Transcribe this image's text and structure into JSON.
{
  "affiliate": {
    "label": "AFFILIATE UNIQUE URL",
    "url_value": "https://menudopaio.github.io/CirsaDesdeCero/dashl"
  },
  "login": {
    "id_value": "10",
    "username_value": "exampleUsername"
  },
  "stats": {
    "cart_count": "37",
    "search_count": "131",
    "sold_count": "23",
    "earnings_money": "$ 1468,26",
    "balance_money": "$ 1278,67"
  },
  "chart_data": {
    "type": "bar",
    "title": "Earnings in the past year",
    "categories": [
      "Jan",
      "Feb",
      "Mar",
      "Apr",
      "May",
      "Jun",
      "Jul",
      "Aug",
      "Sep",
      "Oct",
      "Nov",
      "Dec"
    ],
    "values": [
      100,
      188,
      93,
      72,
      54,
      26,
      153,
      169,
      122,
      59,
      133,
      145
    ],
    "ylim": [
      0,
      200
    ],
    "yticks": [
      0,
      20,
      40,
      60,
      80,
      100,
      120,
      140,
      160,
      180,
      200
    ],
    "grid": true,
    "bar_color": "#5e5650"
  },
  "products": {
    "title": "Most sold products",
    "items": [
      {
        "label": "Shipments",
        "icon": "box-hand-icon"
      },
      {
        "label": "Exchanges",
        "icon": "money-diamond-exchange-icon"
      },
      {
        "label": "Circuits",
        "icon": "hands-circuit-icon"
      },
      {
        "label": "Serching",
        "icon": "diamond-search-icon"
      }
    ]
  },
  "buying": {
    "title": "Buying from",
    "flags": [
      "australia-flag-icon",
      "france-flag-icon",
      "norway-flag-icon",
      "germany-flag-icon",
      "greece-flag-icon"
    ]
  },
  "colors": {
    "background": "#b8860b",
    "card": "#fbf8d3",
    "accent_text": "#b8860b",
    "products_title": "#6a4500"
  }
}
====
**WHAT THE EXERCISE ASKS:** Report how many lines of the preceding records include "icon". Output the number only.

**FULL ANSWER:** 9